## START THE INPUT
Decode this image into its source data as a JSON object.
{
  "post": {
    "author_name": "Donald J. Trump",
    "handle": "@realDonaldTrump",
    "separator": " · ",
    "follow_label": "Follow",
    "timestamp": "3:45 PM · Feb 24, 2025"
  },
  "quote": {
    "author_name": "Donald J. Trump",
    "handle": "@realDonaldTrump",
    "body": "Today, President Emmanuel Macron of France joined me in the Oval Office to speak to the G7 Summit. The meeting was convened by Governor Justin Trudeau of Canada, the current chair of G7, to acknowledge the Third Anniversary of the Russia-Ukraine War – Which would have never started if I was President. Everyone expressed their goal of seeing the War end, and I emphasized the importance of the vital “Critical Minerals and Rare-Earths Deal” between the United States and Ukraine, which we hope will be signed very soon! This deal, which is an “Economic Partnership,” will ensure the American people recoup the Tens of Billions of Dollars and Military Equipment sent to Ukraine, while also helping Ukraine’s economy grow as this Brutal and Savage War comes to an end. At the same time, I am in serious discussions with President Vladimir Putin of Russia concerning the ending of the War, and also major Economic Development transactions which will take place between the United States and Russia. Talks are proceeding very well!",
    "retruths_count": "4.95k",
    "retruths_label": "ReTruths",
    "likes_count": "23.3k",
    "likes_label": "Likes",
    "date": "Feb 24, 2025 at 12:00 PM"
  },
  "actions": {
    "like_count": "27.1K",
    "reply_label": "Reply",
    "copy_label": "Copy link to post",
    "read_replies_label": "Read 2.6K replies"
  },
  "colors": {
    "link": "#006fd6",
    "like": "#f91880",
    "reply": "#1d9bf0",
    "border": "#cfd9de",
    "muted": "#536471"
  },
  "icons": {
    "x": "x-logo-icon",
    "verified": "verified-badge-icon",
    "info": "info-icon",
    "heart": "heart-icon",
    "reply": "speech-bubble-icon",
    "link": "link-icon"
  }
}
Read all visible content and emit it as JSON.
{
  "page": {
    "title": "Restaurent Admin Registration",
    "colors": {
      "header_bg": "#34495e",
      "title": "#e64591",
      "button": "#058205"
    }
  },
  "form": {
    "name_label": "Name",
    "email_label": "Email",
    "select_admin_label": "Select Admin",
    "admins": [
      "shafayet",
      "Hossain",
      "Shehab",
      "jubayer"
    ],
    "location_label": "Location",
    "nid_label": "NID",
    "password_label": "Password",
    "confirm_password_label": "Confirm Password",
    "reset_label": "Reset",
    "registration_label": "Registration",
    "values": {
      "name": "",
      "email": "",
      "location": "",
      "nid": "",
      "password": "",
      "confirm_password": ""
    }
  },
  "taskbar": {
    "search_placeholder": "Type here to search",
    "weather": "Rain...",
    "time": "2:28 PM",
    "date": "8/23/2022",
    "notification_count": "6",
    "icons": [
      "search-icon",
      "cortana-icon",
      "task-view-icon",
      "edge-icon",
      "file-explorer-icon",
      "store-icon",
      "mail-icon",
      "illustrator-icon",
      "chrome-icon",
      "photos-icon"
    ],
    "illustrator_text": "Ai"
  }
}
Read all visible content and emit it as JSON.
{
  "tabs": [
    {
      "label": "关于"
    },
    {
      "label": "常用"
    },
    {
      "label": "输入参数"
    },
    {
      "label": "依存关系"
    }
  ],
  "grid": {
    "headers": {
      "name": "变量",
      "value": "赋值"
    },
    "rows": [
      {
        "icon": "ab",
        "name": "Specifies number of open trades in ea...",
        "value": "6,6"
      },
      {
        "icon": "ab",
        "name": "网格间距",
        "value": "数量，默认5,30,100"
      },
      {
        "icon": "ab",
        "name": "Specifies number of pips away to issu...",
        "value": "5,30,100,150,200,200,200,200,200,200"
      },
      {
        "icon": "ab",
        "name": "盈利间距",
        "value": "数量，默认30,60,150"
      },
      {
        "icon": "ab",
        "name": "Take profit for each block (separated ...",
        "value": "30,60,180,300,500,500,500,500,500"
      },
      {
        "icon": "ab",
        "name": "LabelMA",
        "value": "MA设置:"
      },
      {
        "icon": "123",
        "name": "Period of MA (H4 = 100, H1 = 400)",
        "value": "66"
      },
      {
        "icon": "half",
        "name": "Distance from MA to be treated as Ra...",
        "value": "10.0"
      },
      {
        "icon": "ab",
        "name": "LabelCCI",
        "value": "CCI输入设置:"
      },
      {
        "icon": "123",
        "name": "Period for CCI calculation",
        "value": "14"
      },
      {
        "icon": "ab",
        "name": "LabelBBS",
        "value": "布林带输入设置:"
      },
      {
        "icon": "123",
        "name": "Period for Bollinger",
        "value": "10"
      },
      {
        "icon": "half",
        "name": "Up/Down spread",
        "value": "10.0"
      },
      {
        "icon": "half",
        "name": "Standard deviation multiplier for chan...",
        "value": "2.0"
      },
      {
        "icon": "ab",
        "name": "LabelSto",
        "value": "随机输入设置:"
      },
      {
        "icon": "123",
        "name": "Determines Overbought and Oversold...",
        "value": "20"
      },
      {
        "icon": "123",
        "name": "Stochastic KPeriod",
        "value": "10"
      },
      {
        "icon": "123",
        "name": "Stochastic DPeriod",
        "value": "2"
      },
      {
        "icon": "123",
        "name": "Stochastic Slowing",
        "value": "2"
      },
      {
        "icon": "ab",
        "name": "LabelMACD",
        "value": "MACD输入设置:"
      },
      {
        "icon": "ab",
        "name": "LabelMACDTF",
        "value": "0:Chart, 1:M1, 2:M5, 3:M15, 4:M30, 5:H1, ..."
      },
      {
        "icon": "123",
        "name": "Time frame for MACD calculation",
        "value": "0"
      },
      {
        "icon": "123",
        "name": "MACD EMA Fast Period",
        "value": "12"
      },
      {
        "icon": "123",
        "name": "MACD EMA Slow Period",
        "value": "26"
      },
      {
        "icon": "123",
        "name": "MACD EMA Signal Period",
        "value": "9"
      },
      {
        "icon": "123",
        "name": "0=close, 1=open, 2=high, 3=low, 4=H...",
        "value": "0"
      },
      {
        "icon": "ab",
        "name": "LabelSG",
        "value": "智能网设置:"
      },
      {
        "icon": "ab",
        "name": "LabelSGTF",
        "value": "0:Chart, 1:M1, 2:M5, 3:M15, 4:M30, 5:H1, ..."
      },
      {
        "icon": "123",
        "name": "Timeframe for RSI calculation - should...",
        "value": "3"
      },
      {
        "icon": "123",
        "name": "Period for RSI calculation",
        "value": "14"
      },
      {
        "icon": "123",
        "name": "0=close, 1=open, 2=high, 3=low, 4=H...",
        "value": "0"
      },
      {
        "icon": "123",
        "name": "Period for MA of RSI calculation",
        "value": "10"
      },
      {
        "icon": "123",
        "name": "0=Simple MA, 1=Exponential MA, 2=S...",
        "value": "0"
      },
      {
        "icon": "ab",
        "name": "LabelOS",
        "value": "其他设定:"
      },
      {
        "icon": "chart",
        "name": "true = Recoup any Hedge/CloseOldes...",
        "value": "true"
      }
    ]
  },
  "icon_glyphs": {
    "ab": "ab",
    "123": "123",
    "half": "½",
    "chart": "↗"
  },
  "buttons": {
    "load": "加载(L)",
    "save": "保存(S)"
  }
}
## END THE INPUT
**TASK BRIEF**
Report every line in the data above in which the word "title" appears.

**ANSWER**
    "title": "Restaurent Admin Registration",
      "title": "#e64591",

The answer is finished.